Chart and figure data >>
--------
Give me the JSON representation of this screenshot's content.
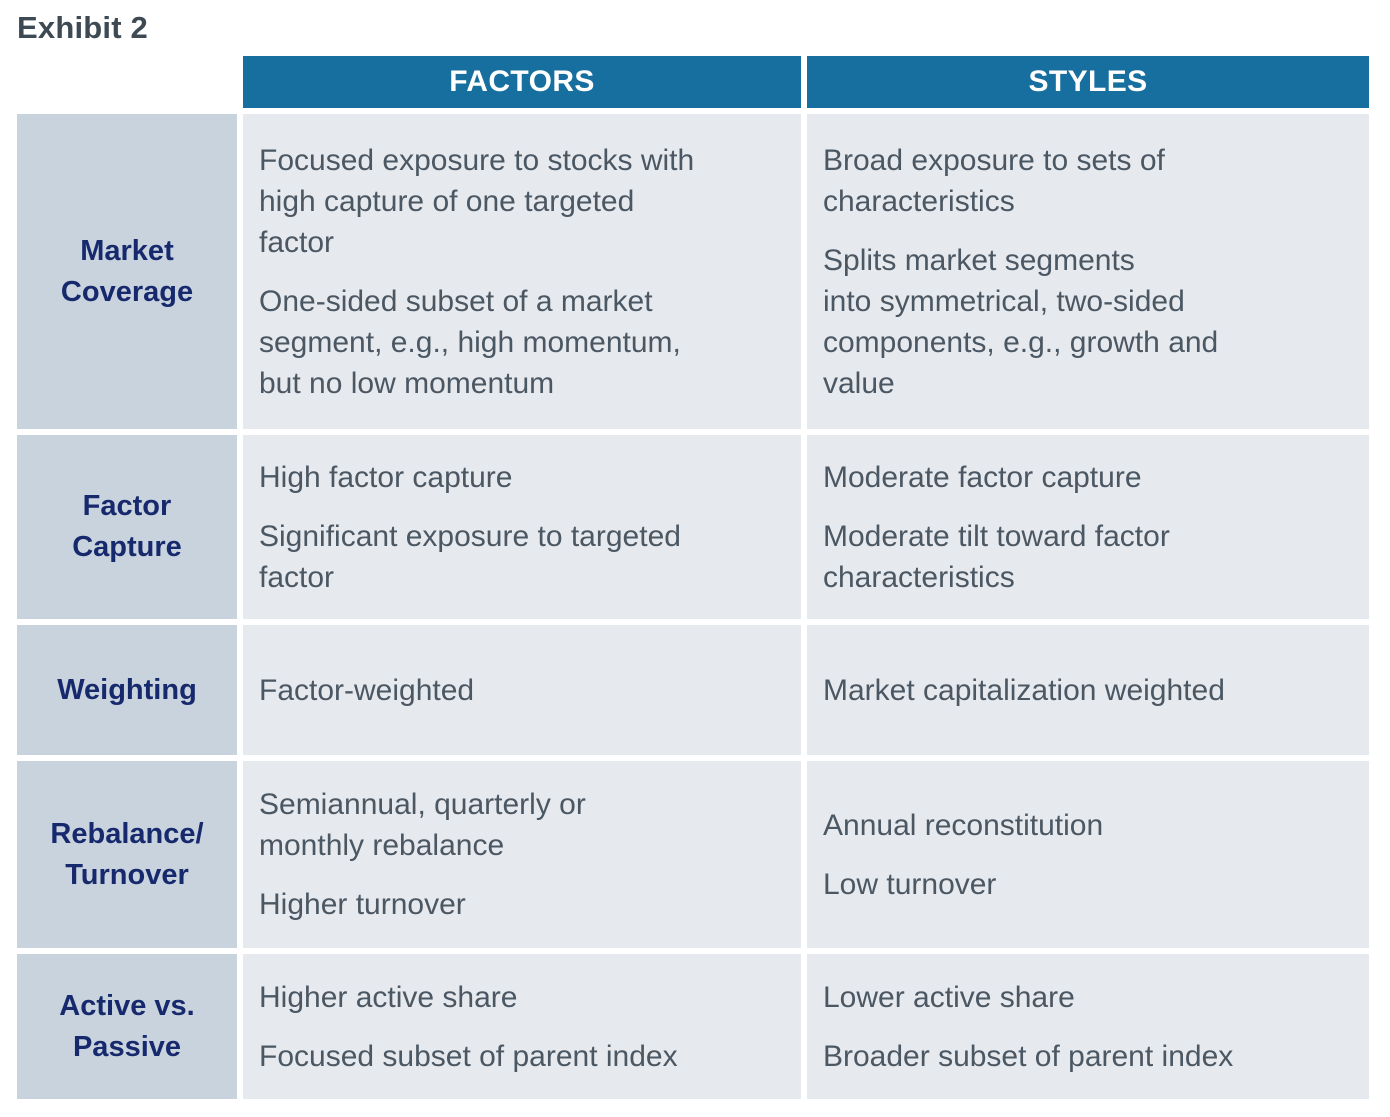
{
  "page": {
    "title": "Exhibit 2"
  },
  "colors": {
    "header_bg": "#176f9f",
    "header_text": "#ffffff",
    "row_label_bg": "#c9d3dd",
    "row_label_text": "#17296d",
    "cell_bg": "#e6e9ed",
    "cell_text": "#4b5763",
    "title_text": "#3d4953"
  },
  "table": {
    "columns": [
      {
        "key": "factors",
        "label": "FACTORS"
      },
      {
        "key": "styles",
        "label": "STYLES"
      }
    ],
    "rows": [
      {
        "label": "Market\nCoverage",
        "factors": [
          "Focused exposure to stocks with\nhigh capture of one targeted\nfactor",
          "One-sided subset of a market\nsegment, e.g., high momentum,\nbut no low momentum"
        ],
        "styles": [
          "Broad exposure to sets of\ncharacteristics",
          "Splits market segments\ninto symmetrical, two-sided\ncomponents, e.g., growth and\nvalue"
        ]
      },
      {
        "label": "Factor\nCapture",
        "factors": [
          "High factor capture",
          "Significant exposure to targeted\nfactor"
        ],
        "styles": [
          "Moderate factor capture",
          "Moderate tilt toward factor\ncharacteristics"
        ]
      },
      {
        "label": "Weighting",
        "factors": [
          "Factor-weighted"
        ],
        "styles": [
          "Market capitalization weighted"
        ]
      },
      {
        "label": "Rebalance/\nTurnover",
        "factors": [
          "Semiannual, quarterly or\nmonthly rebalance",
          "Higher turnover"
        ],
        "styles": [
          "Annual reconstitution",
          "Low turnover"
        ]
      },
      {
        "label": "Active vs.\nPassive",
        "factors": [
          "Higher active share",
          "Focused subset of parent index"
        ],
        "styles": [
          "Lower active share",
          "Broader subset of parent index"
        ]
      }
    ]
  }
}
--------
WHAT IS REQUIRED >> Find the lines above that contain the word "sided" and collect them.

ANSWER TO THE TASK >>
          "One-sided subset of a market\nsegment, e.g., high momentum,\nbut no low momentum"
          "Splits market segments\ninto symmetrical, two-sided\ncomponents, e.g., growth and\nvalue"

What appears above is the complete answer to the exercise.